Problem details: Within the records below, find each line that holds the string "Insatisfacción", then copy it.

Given records:
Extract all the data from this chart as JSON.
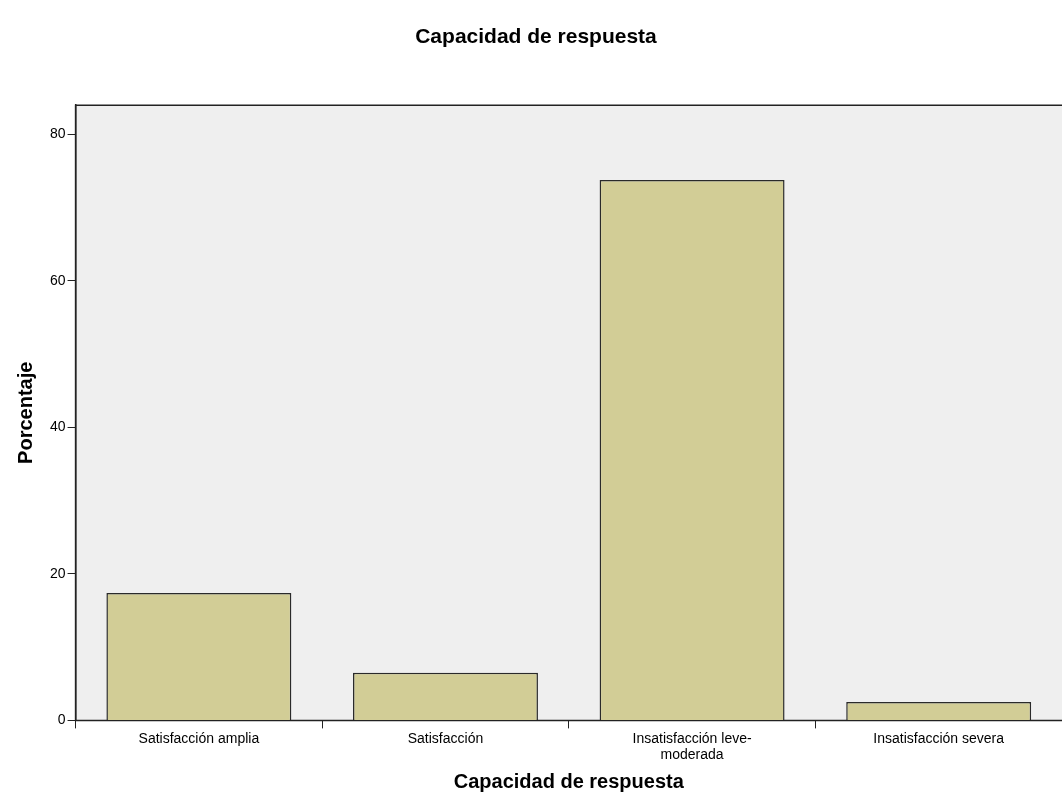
{
  "chart_data": {
    "type": "bar",
    "title": "Capacidad de respuesta",
    "xlabel": "Capacidad de respuesta",
    "ylabel": "Porcentaje",
    "categories": [
      "Satisfacción amplia",
      "Satisfacción",
      "Insatisfacción leve-moderada",
      "Insatisfacción severa"
    ],
    "values": [
      17.4,
      6.5,
      73.8,
      2.5
    ],
    "color": "#d2cd96",
    "ylim": [
      0,
      84
    ],
    "yticks": [
      0,
      20,
      40,
      60,
      80
    ],
    "grid": false,
    "legend": false
  }
}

Result below:
      "Insatisfacción leve-moderada",
      "Insatisfacción severa"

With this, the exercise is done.